### BRIEF:
Here are some records; copy every line that holds the word "Submerged".

### EXTRACTED ENTRIES:
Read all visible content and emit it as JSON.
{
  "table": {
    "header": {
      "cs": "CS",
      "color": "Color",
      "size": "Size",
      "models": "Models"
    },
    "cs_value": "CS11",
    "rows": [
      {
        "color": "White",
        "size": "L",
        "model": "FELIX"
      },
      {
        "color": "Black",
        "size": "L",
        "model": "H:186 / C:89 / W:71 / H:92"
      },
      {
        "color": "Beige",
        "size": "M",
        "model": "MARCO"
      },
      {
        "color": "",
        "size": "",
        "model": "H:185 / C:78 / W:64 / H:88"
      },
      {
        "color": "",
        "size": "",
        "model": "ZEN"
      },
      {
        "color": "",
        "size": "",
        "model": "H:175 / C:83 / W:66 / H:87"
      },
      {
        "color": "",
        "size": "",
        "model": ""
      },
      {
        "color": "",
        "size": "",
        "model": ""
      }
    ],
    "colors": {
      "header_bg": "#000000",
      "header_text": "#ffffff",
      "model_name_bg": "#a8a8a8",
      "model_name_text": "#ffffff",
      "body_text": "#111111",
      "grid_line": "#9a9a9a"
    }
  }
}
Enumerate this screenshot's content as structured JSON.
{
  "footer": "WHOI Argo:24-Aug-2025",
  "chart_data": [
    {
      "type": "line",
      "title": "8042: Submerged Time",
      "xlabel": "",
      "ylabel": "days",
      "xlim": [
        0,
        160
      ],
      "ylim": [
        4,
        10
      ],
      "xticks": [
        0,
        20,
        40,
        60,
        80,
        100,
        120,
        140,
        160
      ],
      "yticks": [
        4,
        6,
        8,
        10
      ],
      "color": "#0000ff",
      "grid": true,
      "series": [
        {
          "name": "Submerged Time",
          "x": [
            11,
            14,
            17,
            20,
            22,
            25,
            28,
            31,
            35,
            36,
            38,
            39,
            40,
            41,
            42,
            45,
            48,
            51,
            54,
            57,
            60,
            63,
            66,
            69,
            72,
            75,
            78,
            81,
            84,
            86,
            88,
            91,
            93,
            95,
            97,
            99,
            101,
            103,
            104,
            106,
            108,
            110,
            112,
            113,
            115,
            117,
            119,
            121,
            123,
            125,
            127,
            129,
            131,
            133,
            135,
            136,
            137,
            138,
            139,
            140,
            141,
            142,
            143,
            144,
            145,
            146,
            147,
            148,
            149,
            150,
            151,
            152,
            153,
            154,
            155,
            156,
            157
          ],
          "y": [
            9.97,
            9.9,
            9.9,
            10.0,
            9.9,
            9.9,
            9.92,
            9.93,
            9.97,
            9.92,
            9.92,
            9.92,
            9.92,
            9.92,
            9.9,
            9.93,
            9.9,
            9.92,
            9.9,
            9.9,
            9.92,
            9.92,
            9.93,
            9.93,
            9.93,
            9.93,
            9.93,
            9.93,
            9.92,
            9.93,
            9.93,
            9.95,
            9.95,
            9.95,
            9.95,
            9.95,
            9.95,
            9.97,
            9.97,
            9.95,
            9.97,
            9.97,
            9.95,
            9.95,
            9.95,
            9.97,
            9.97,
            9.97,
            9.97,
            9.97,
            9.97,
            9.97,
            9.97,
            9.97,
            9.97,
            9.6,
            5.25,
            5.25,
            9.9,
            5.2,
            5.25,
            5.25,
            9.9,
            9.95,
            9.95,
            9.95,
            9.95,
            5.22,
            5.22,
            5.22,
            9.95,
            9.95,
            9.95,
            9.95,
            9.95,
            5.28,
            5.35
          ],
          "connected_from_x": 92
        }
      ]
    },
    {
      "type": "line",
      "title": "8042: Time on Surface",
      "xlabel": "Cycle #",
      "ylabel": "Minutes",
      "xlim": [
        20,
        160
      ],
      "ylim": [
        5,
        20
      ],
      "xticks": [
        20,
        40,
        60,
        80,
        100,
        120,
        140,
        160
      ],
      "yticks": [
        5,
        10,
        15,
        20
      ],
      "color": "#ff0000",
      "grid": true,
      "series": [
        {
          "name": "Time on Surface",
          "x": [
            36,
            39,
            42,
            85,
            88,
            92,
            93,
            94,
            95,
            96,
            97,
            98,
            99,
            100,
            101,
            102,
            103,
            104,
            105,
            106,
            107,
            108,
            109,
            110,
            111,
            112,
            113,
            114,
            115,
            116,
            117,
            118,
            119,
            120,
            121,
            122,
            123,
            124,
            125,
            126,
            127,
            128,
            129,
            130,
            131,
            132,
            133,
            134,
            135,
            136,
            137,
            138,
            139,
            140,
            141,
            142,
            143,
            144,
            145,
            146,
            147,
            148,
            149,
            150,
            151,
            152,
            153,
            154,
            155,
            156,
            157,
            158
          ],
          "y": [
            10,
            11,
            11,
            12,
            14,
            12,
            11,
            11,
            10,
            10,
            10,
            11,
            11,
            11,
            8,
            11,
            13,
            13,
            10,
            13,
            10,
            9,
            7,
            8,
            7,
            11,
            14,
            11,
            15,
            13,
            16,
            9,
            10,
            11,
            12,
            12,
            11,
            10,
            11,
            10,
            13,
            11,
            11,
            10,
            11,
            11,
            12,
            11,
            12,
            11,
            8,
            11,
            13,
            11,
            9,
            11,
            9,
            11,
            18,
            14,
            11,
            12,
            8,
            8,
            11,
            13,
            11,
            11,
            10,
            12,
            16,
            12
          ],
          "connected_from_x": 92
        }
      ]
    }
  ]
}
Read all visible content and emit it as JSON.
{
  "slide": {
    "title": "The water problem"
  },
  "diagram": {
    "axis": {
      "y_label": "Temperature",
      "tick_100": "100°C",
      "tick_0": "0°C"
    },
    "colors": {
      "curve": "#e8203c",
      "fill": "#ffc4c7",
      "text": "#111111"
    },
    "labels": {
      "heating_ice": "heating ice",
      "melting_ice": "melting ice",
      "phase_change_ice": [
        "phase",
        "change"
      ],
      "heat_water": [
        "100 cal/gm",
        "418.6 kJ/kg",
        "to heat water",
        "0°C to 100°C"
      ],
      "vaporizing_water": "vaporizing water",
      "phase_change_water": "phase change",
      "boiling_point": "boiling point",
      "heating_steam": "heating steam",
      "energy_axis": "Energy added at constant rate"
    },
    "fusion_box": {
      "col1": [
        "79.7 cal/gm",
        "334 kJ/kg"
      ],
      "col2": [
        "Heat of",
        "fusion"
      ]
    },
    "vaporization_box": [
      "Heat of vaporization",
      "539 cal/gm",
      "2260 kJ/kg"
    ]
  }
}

### SOLUTION:
      "title": "8042: Submerged Time",
          "name": "Submerged Time",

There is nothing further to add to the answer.